[Annotated region listings]
◆ ◆ ◆ ◆

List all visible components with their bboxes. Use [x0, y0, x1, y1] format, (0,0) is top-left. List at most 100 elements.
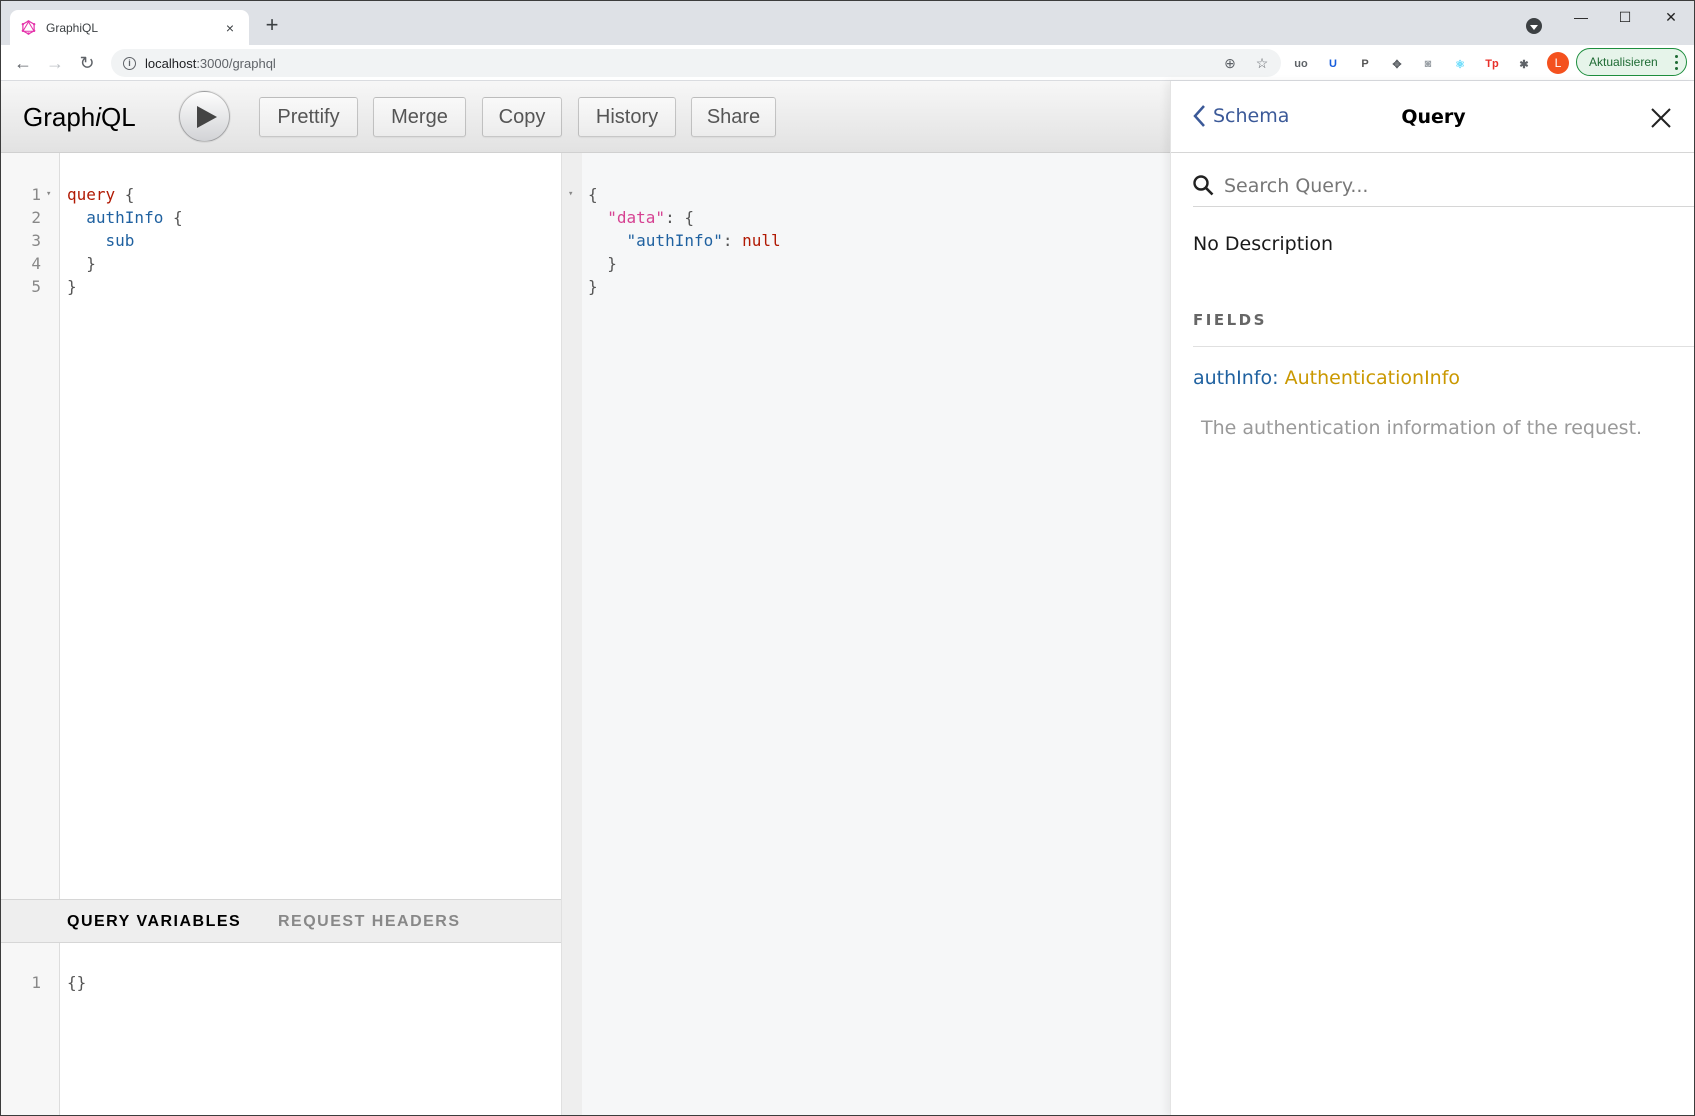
camera-extension-icon[interactable]: ◙: [1419, 55, 1437, 73]
history-button[interactable]: History: [578, 97, 676, 137]
tab-search-icon[interactable]: [1526, 18, 1542, 34]
graphiql-app: GraphiQL Prettify Merge Copy History Sha…: [1, 81, 1694, 1115]
tp-extension-icon[interactable]: Tp: [1483, 55, 1501, 73]
fields-heading: FIELDS: [1193, 311, 1267, 329]
code-token-pun: {}: [67, 973, 87, 992]
code-text: sub: [67, 229, 135, 252]
merge-button[interactable]: Merge: [373, 97, 466, 137]
prettify-button[interactable]: Prettify: [259, 97, 358, 137]
query-editor[interactable]: 1 ▾ query {2 authInfo {3 sub 4 } 5}: [1, 153, 561, 899]
share-button[interactable]: Share: [691, 97, 776, 137]
fields-divider: [1193, 346, 1694, 347]
code-token-pun: }: [588, 277, 598, 296]
code-token-fld: authInfo: [86, 208, 164, 227]
code-token-pun: }: [67, 254, 96, 273]
execute-query-button[interactable]: [179, 91, 230, 142]
minimize-button[interactable]: —: [1561, 5, 1601, 29]
maximize-button[interactable]: ☐: [1605, 5, 1645, 29]
type-description: No Description: [1193, 233, 1334, 255]
line-number: 5: [31, 277, 41, 296]
reload-icon[interactable]: ↻: [75, 51, 99, 75]
update-button[interactable]: Aktualisieren: [1576, 48, 1687, 76]
code-token-pun: [588, 208, 607, 227]
field-description: The authentication information of the re…: [1201, 417, 1643, 439]
docs-close-icon[interactable]: [1650, 107, 1672, 129]
forward-arrow-icon[interactable]: →: [43, 51, 67, 75]
variables-editor-gutter: [1, 943, 60, 1115]
tab-request-headers[interactable]: REQUEST HEADERS: [278, 913, 461, 931]
profile-avatar[interactable]: L: [1547, 52, 1569, 74]
ext-p-extension-icon[interactable]: P: [1356, 55, 1374, 73]
code-token-fld: sub: [105, 231, 135, 250]
address-bar[interactable]: i localhost:3000/graphql ⊕ ☆: [111, 49, 1281, 77]
update-label: Aktualisieren: [1589, 55, 1658, 69]
code-token-pun: [588, 231, 627, 250]
play-icon: [196, 105, 217, 128]
code-token-pun: : {: [665, 208, 694, 227]
graphiql-logo: GraphiQL: [23, 102, 136, 132]
fold-arrow-icon[interactable]: ▾: [568, 183, 573, 206]
docs-search: [1193, 165, 1694, 207]
tab-graphiql[interactable]: GraphiQL ×: [10, 10, 249, 45]
fold-arrow-icon[interactable]: ▾: [46, 183, 51, 206]
code-token-str: "data": [607, 208, 666, 227]
code-text: "authInfo": null: [588, 229, 781, 252]
puzzle-extension-icon[interactable]: ✱: [1515, 55, 1533, 73]
copy-button[interactable]: Copy: [482, 97, 562, 137]
tab-strip: GraphiQL × + — ☐ ✕: [1, 1, 1694, 45]
code-token-pun: }: [588, 254, 617, 273]
code-token-pun: {: [115, 185, 135, 204]
zoom-icon[interactable]: ⊕: [1222, 55, 1238, 71]
line-number: 4: [31, 254, 41, 273]
tab-close-icon[interactable]: ×: [221, 20, 239, 36]
variables-editor[interactable]: 1 {}: [1, 943, 561, 1115]
code-token-pun: }: [67, 277, 77, 296]
code-token-pun: {: [588, 185, 598, 204]
code-token-pun: [67, 208, 86, 227]
result-viewer: ▾ { "data": { "authInfo": null }}: [568, 153, 1170, 1115]
url-text[interactable]: localhost:3000/graphql: [145, 56, 276, 71]
editor-result-divider[interactable]: [561, 153, 582, 1115]
field-separator: :: [1272, 367, 1285, 389]
line-number: 3: [31, 231, 41, 250]
docs-search-input[interactable]: [1224, 174, 1644, 197]
search-icon: [1193, 175, 1214, 196]
code-token-nul: null: [742, 231, 781, 250]
move-extension-icon[interactable]: ✥: [1388, 55, 1406, 73]
tab-query-variables[interactable]: QUERY VARIABLES: [67, 913, 241, 931]
site-info-icon[interactable]: i: [123, 56, 136, 70]
docs-explorer: Schema Query No Description FIELDS authI…: [1170, 81, 1694, 1115]
code-token-kw: query: [67, 185, 116, 204]
browser-toolbar: ← → ↻ i localhost:3000/graphql ⊕ ☆ uo U P ✥…: [1, 45, 1694, 81]
bitwarden-extension-icon[interactable]: U: [1324, 55, 1342, 73]
code-token-key: "authInfo": [626, 231, 723, 250]
bookmark-star-icon[interactable]: ☆: [1254, 55, 1270, 71]
graphiql-topbar: GraphiQL Prettify Merge Copy History Sha…: [1, 81, 1170, 153]
code-text: {: [588, 183, 598, 206]
code-text: }: [67, 275, 77, 298]
code-text: query {: [67, 183, 134, 206]
code-token-pun: [67, 231, 106, 250]
code-text: }: [588, 275, 598, 298]
field-type-link[interactable]: AuthenticationInfo: [1285, 367, 1460, 389]
code-text: {}: [67, 971, 86, 994]
code-text: }: [588, 252, 617, 275]
react-devtools-extension-icon[interactable]: ⚛: [1451, 55, 1469, 73]
field-item: authInfo: AuthenticationInfo: [1193, 367, 1460, 389]
menu-dots-icon[interactable]: [1675, 55, 1678, 70]
line-number: 1: [31, 973, 41, 992]
variables-tab-bar: QUERY VARIABLES REQUEST HEADERS: [1, 899, 561, 943]
code-text: authInfo {: [67, 206, 182, 229]
ublock-extension-icon[interactable]: uo: [1292, 55, 1310, 73]
window-close-button[interactable]: ✕: [1651, 5, 1691, 29]
code-text: "data": {: [588, 206, 694, 229]
field-name-link[interactable]: authInfo: [1193, 367, 1272, 389]
code-token-pun: :: [722, 231, 743, 250]
code-text: }: [67, 252, 96, 275]
back-arrow-icon[interactable]: ←: [11, 51, 35, 75]
docs-title: Query: [1401, 106, 1466, 128]
line-number: 2: [31, 208, 41, 227]
docs-header: Schema Query: [1171, 81, 1694, 153]
graphql-logo-icon: [20, 20, 36, 36]
new-tab-button[interactable]: +: [259, 13, 285, 39]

◆ ◆ ◆ ◆

### Aim of the task
Rewrite the lines between the one containing "camera-extension-icon[interactable]: ◙: [1419, 55, 1437, 73]" and the one containing "fields-heading: FIELDS: [1193, 311, 1267, 329]", inclusive, changing "extension-icon" to "addon-icon" and leaving everything else as it is.

### Complete response
camera-addon-icon[interactable]: ◙: [1419, 55, 1437, 73]
history-button[interactable]: History: [578, 97, 676, 137]
tab-search-icon[interactable]: [1526, 18, 1542, 34]
graphiql-app: GraphiQL Prettify Merge Copy History Sha…: [1, 81, 1694, 1115]
tp-addon-icon[interactable]: Tp: [1483, 55, 1501, 73]
fields-heading: FIELDS: [1193, 311, 1267, 329]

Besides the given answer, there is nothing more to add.